YOUR INSTRUCTIONS: All of the data below must be repeated exactly.

# start of LISTED RECORDS

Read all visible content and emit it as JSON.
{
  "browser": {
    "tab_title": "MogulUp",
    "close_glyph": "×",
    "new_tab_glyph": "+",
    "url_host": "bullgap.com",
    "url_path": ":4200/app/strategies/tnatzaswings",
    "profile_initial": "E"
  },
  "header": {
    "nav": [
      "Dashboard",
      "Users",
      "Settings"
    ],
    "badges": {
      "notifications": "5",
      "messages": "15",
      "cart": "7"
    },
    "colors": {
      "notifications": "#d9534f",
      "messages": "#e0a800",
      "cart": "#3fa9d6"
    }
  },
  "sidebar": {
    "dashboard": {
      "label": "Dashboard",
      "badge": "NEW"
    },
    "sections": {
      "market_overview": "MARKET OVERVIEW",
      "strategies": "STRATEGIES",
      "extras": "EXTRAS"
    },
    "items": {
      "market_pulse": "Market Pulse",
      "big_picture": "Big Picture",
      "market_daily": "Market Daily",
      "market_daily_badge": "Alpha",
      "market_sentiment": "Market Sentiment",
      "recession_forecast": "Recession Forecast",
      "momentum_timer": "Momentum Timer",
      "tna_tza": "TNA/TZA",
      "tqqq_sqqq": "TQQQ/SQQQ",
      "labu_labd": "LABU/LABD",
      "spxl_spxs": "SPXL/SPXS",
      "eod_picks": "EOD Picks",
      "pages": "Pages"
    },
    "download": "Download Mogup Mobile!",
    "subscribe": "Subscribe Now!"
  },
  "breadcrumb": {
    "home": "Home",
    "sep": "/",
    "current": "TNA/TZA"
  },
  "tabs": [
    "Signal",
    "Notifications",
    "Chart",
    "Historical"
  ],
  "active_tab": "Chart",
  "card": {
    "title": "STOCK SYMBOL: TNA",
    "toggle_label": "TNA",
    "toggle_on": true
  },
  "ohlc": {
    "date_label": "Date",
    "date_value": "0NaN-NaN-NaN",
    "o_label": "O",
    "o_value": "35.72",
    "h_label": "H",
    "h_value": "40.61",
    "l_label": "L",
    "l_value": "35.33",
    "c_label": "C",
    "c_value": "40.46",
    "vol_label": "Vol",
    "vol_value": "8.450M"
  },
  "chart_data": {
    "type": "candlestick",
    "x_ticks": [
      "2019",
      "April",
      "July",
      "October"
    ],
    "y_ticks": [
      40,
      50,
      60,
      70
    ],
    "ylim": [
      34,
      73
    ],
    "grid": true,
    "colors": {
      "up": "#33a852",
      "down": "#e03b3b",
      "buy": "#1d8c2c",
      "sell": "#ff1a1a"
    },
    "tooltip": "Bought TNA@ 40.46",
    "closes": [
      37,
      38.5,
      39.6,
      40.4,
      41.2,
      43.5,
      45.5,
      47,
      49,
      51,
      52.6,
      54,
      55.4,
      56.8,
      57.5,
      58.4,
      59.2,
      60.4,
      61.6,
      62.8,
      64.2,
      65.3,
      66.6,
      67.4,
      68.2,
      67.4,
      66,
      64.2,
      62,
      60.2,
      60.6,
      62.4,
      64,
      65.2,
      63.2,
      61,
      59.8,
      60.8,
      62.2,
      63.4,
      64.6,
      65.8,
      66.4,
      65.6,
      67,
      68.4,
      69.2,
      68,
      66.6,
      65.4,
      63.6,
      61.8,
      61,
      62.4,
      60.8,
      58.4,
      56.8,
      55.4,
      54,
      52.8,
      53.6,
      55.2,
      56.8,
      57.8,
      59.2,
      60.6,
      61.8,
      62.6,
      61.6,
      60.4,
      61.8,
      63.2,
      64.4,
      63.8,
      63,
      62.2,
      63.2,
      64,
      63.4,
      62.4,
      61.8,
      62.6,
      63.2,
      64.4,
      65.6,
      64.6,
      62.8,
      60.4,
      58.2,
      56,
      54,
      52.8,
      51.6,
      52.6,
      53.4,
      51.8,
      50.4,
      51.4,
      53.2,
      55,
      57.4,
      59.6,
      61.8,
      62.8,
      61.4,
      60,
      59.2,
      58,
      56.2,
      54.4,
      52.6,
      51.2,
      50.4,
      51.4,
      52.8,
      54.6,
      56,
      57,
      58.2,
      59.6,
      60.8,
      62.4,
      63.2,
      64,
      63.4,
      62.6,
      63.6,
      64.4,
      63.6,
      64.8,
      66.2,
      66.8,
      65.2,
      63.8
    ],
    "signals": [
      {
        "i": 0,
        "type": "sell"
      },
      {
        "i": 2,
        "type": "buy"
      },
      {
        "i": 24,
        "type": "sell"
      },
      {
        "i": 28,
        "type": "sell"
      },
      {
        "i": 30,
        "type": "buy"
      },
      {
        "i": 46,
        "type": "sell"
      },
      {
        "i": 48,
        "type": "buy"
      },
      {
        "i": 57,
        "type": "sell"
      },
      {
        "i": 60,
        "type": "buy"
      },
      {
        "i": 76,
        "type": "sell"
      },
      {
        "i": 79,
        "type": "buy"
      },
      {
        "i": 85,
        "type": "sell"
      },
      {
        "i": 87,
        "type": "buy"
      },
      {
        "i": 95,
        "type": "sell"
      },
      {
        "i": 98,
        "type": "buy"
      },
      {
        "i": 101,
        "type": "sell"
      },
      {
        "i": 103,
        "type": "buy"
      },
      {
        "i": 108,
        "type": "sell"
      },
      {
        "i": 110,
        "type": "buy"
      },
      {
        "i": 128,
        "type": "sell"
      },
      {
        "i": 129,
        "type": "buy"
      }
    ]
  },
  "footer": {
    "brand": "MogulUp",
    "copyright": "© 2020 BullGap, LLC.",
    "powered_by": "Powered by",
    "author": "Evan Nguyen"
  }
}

# end of LISTED RECORDS

FINAL RESULT:
Read all visible content and emit it as JSON.
{
  "browser": {
    "tab_title": "MogulUp",
    "close_glyph": "×",
    "new_tab_glyph": "+",
    "url_host": "bullgap.com",
    "url_path": ":4200/app/strategies/tnatzaswings",
    "profile_initial": "E"
  },
  "header": {
    "nav": [
      "Dashboard",
      "Users",
      "Settings"
    ],
    "badges": {
      "notifications": "5",
      "messages": "15",
      "cart": "7"
    },
    "colors": {
      "notifications": "#d9534f",
      "messages": "#e0a800",
      "cart": "#3fa9d6"
    }
  },
  "sidebar": {
    "dashboard": {
      "label": "Dashboard",
      "badge": "NEW"
    },
    "sections": {
      "market_overview": "MARKET OVERVIEW",
      "strategies": "STRATEGIES",
      "extras": "EXTRAS"
    },
    "items": {
      "market_pulse": "Market Pulse",
      "big_picture": "Big Picture",
      "market_daily": "Market Daily",
      "market_daily_badge": "Alpha",
      "market_sentiment": "Market Sentiment",
      "recession_forecast": "Recession Forecast",
      "momentum_timer": "Momentum Timer",
      "tna_tza": "TNA/TZA",
      "tqqq_sqqq": "TQQQ/SQQQ",
      "labu_labd": "LABU/LABD",
      "spxl_spxs": "SPXL/SPXS",
      "eod_picks": "EOD Picks",
      "pages": "Pages"
    },
    "download": "Download Mogup Mobile!",
    "subscribe": "Subscribe Now!"
  },
  "breadcrumb": {
    "home": "Home",
    "sep": "/",
    "current": "TNA/TZA"
  },
  "tabs": [
    "Signal",
    "Notifications",
    "Chart",
    "Historical"
  ],
  "active_tab": "Chart",
  "card": {
    "title": "STOCK SYMBOL: TNA",
    "toggle_label": "TNA",
    "toggle_on": true
  },
  "ohlc": {
    "date_label": "Date",
    "date_value": "0NaN-NaN-NaN",
    "o_label": "O",
    "o_value": "35.72",
    "h_label": "H",
    "h_value": "40.61",
    "l_label": "L",
    "l_value": "35.33",
    "c_label": "C",
    "c_value": "40.46",
    "vol_label": "Vol",
    "vol_value": "8.450M"
  },
  "chart_data": {
    "type": "candlestick",
    "x_ticks": [
      "2019",
      "April",
      "July",
      "October"
    ],
    "y_ticks": [
      40,
      50,
      60,
      70
    ],
    "ylim": [
      34,
      73
    ],
    "grid": true,
    "colors": {
      "up": "#33a852",
      "down": "#e03b3b",
      "buy": "#1d8c2c",
      "sell": "#ff1a1a"
    },
    "tooltip": "Bought TNA@ 40.46",
    "closes": [
      37,
      38.5,
      39.6,
      40.4,
      41.2,
      43.5,
      45.5,
      47,
      49,
      51,
      52.6,
      54,
      55.4,
      56.8,
      57.5,
      58.4,
      59.2,
      60.4,
      61.6,
      62.8,
      64.2,
      65.3,
      66.6,
      67.4,
      68.2,
      67.4,
      66,
      64.2,
      62,
      60.2,
      60.6,
      62.4,
      64,
      65.2,
      63.2,
      61,
      59.8,
      60.8,
      62.2,
      63.4,
      64.6,
      65.8,
      66.4,
      65.6,
      67,
      68.4,
      69.2,
      68,
      66.6,
      65.4,
      63.6,
      61.8,
      61,
      62.4,
      60.8,
      58.4,
      56.8,
      55.4,
      54,
      52.8,
      53.6,
      55.2,
      56.8,
      57.8,
      59.2,
      60.6,
      61.8,
      62.6,
      61.6,
      60.4,
      61.8,
      63.2,
      64.4,
      63.8,
      63,
      62.2,
      63.2,
      64,
      63.4,
      62.4,
      61.8,
      62.6,
      63.2,
      64.4,
      65.6,
      64.6,
      62.8,
      60.4,
      58.2,
      56,
      54,
      52.8,
      51.6,
      52.6,
      53.4,
      51.8,
      50.4,
      51.4,
      53.2,
      55,
      57.4,
      59.6,
      61.8,
      62.8,
      61.4,
      60,
      59.2,
      58,
      56.2,
      54.4,
      52.6,
      51.2,
      50.4,
      51.4,
      52.8,
      54.6,
      56,
      57,
      58.2,
      59.6,
      60.8,
      62.4,
      63.2,
      64,
      63.4,
      62.6,
      63.6,
      64.4,
      63.6,
      64.8,
      66.2,
      66.8,
      65.2,
      63.8
    ],
    "signals": [
      {
        "i": 0,
        "type": "sell"
      },
      {
        "i": 2,
        "type": "buy"
      },
      {
        "i": 24,
        "type": "sell"
      },
      {
        "i": 28,
        "type": "sell"
      },
      {
        "i": 30,
        "type": "buy"
      },
      {
        "i": 46,
        "type": "sell"
      },
      {
        "i": 48,
        "type": "buy"
      },
      {
        "i": 57,
        "type": "sell"
      },
      {
        "i": 60,
        "type": "buy"
      },
      {
        "i": 76,
        "type": "sell"
      },
      {
        "i": 79,
        "type": "buy"
      },
      {
        "i": 85,
        "type": "sell"
      },
      {
        "i": 87,
        "type": "buy"
      },
      {
        "i": 95,
        "type": "sell"
      },
      {
        "i": 98,
        "type": "buy"
      },
      {
        "i": 101,
        "type": "sell"
      },
      {
        "i": 103,
        "type": "buy"
      },
      {
        "i": 108,
        "type": "sell"
      },
      {
        "i": 110,
        "type": "buy"
      },
      {
        "i": 128,
        "type": "sell"
      },
      {
        "i": 129,
        "type": "buy"
      }
    ]
  },
  "footer": {
    "brand": "MogulUp",
    "copyright": "© 2020 BullGap, LLC.",
    "powered_by": "Powered by",
    "author": "Evan Nguyen"
  }
}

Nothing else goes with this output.